**Supplied records**
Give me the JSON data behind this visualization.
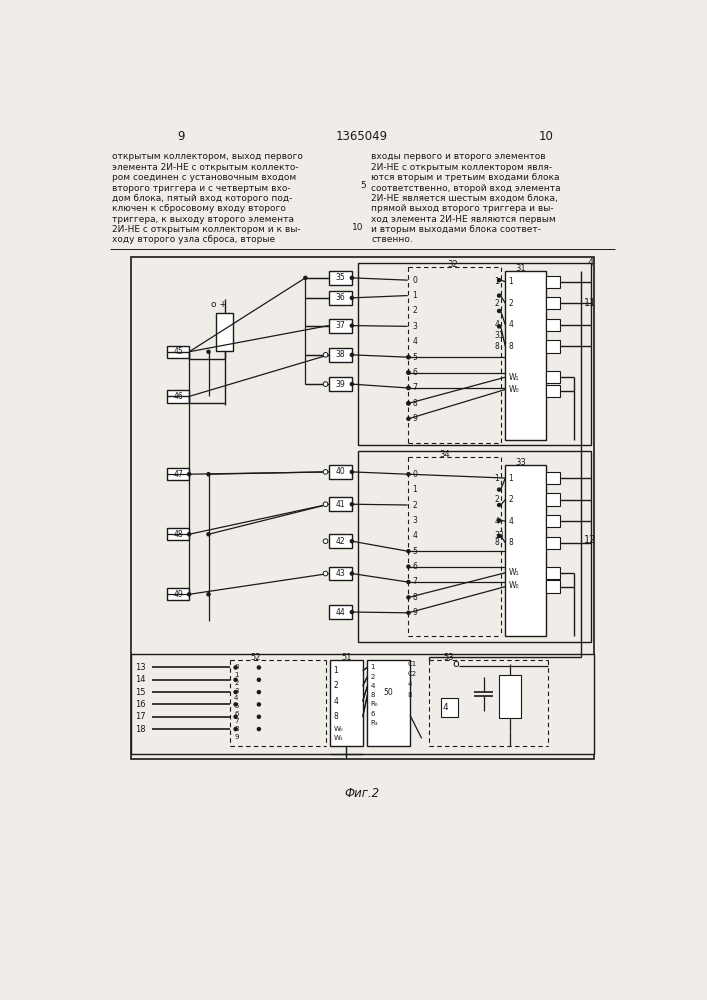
{
  "bg_color": "#f0ede8",
  "line_color": "#1a1a1a",
  "text_left": [
    "открытым коллектором, выход первого",
    "элемента 2И-НЕ с открытым коллекто-",
    "ром соединен с установочным входом",
    "второго триггера и с четвертым вхо-",
    "дом блока, пятый вход которого под-",
    "ключен к сбросовому входу второго",
    "триггера, к выходу второго элемента",
    "2И-НЕ с открытым коллектором и к вы-",
    "ходу второго узла сброса, вторые"
  ],
  "text_right": [
    "входы первого и второго элементов",
    "2И-НЕ с открытым коллектором явля-",
    "ются вторым и третьим входами блока",
    "соответственно, второй вход элемента",
    "2И-НЕ является шестым входом блока,",
    "прямой выход второго триггера и вы-",
    "ход элемента 2И-НЕ являются первым",
    "и вторым выходами блока соответ-",
    "ственно."
  ],
  "caption": "Фиг.2",
  "page_left": "9",
  "page_center": "1365049",
  "page_right": "10",
  "line_num_5": "5",
  "line_num_10": "10"
}
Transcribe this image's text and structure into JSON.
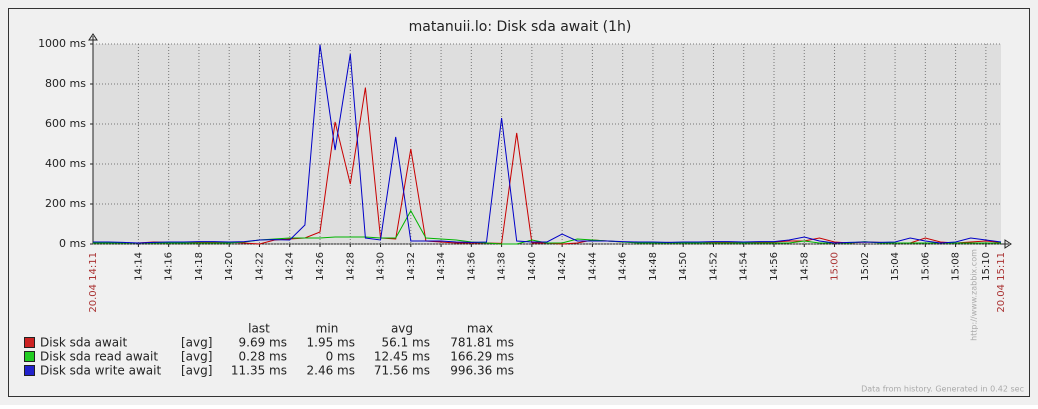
{
  "chart_data": {
    "type": "line",
    "title": "matanuii.lo: Disk sda await (1h)",
    "x": [
      "14:11",
      "14:12",
      "14:13",
      "14:14",
      "14:15",
      "14:16",
      "14:17",
      "14:18",
      "14:19",
      "14:20",
      "14:21",
      "14:22",
      "14:23",
      "14:24",
      "14:25",
      "14:26",
      "14:27",
      "14:28",
      "14:29",
      "14:30",
      "14:31",
      "14:32",
      "14:33",
      "14:34",
      "14:35",
      "14:36",
      "14:37",
      "14:38",
      "14:39",
      "14:40",
      "14:41",
      "14:42",
      "14:43",
      "14:44",
      "14:45",
      "14:46",
      "14:47",
      "14:48",
      "14:49",
      "14:50",
      "14:51",
      "14:52",
      "14:53",
      "14:54",
      "14:55",
      "14:56",
      "14:57",
      "14:58",
      "14:59",
      "15:00",
      "15:01",
      "15:02",
      "15:03",
      "15:04",
      "15:05",
      "15:06",
      "15:07",
      "15:08",
      "15:09",
      "15:10",
      "15:11"
    ],
    "series": [
      {
        "name": "Disk sda await",
        "color": "#c80000",
        "legend_color": "#cc2222",
        "function": "[avg]",
        "stats": [
          "9.69 ms",
          "1.95 ms",
          "56.1 ms",
          "781.81 ms"
        ],
        "values": [
          5,
          8,
          5,
          5,
          10,
          8,
          5,
          10,
          10,
          8,
          5,
          0,
          20,
          25,
          30,
          60,
          610,
          300,
          782,
          30,
          25,
          475,
          15,
          10,
          5,
          5,
          5,
          3,
          555,
          5,
          5,
          0,
          5,
          20,
          15,
          10,
          10,
          5,
          8,
          5,
          5,
          10,
          10,
          8,
          10,
          10,
          15,
          15,
          30,
          10,
          5,
          10,
          8,
          5,
          5,
          30,
          10,
          5,
          10,
          15,
          8
        ]
      },
      {
        "name": "Disk sda read await",
        "color": "#00b400",
        "legend_color": "#22cc22",
        "function": "[avg]",
        "stats": [
          "0.28 ms",
          "0 ms",
          "12.45 ms",
          "166.29 ms"
        ],
        "values": [
          5,
          5,
          5,
          5,
          5,
          5,
          5,
          5,
          5,
          5,
          10,
          20,
          25,
          30,
          30,
          30,
          35,
          35,
          35,
          30,
          30,
          166,
          30,
          25,
          20,
          10,
          5,
          0,
          0,
          20,
          5,
          5,
          25,
          20,
          15,
          10,
          5,
          5,
          5,
          5,
          5,
          5,
          5,
          5,
          5,
          5,
          5,
          15,
          5,
          5,
          5,
          12,
          5,
          5,
          5,
          5,
          5,
          5,
          5,
          5,
          5
        ]
      },
      {
        "name": "Disk sda write await",
        "color": "#0000c8",
        "legend_color": "#2222cc",
        "function": "[avg]",
        "stats": [
          "11.35 ms",
          "2.46 ms",
          "71.56 ms",
          "996.36 ms"
        ],
        "values": [
          10,
          10,
          8,
          5,
          8,
          10,
          10,
          12,
          12,
          10,
          12,
          20,
          22,
          20,
          95,
          996,
          470,
          950,
          30,
          20,
          535,
          15,
          15,
          15,
          10,
          8,
          10,
          630,
          15,
          10,
          10,
          50,
          15,
          15,
          15,
          12,
          10,
          10,
          8,
          10,
          10,
          12,
          12,
          10,
          12,
          12,
          20,
          35,
          15,
          5,
          8,
          10,
          8,
          10,
          30,
          15,
          5,
          10,
          30,
          20,
          10
        ]
      }
    ],
    "ylim": [
      0,
      1000
    ],
    "yticks": [
      {
        "value": 0,
        "label": "0 ms"
      },
      {
        "value": 200,
        "label": "200 ms"
      },
      {
        "value": 400,
        "label": "400 ms"
      },
      {
        "value": 600,
        "label": "600 ms"
      },
      {
        "value": 800,
        "label": "800 ms"
      },
      {
        "value": 1000,
        "label": "1000 ms"
      }
    ],
    "xticks": [
      "14:14",
      "14:16",
      "14:18",
      "14:20",
      "14:22",
      "14:24",
      "14:26",
      "14:28",
      "14:30",
      "14:32",
      "14:34",
      "14:36",
      "14:38",
      "14:40",
      "14:42",
      "14:44",
      "14:46",
      "14:48",
      "14:50",
      "14:52",
      "14:54",
      "14:56",
      "14:58",
      {
        "label": "15:00",
        "color": "#aa3333"
      },
      "15:02",
      "15:04",
      "15:06",
      "15:08",
      "15:10"
    ],
    "x_start_label": "20.04 14:11",
    "x_end_label": "20.04 15:11",
    "x_edge_label_color": "#aa3333",
    "grid": true,
    "legend_columns": [
      "last",
      "min",
      "avg",
      "max"
    ],
    "footer": "Data from history. Generated in 0.42 sec",
    "side_text": "http://www.zabbix.com"
  }
}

**Written task**
Each line that contains the string "блока" counts once; report how many such lines the entries have, giving only the number.

**Complete answer**
4